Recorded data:
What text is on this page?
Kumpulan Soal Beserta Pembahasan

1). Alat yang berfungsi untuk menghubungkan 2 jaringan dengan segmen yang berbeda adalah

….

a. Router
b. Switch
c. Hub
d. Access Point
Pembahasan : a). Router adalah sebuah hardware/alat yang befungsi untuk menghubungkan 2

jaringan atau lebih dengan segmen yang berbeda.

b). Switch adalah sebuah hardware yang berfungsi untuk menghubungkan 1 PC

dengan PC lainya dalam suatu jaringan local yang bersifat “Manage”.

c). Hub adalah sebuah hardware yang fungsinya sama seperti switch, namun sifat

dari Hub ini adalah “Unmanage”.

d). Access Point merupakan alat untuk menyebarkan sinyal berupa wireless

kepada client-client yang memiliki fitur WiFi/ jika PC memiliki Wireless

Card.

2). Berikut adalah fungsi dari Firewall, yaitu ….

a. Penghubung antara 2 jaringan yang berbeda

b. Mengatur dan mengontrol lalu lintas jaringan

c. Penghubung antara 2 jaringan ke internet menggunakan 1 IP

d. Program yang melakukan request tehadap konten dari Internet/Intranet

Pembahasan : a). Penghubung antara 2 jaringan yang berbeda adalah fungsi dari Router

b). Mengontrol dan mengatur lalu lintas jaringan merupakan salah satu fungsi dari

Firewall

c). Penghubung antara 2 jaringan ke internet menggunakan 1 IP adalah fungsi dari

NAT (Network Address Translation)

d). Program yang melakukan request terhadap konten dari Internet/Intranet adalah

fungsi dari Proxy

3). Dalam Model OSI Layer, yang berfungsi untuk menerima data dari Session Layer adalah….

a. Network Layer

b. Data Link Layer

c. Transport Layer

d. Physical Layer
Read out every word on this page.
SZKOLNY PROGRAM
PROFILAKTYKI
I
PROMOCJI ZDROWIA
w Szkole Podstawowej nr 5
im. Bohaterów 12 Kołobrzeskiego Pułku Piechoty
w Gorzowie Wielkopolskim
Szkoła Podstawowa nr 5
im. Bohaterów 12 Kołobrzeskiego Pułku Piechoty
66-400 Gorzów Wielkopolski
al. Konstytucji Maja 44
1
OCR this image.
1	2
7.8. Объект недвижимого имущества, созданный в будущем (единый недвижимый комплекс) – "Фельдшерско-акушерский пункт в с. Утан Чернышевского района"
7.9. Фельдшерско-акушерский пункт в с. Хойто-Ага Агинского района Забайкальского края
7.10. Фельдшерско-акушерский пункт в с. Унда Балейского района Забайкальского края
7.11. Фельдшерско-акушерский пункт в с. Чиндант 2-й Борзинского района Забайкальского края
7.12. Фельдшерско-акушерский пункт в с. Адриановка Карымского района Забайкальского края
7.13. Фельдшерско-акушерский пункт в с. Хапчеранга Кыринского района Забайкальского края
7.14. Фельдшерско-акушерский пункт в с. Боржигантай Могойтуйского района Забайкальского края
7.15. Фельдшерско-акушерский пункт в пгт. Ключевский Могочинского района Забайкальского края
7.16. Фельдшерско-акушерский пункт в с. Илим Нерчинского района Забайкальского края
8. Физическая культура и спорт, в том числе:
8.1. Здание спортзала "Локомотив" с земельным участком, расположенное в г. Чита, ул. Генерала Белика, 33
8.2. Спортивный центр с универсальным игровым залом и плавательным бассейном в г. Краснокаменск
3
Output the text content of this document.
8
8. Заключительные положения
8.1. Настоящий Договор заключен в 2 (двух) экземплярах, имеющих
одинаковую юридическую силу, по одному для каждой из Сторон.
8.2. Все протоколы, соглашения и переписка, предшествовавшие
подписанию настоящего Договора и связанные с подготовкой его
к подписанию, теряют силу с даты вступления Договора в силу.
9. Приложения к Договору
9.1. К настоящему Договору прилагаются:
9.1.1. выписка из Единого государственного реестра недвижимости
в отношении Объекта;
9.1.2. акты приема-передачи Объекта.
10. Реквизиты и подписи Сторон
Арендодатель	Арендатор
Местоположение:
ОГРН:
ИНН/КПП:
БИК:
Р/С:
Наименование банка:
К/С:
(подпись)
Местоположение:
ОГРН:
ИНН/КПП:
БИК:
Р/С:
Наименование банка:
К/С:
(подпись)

## [What is needed]
Report how many lines in this data include the string "Договору", and nothing else.

## [Written answer]
2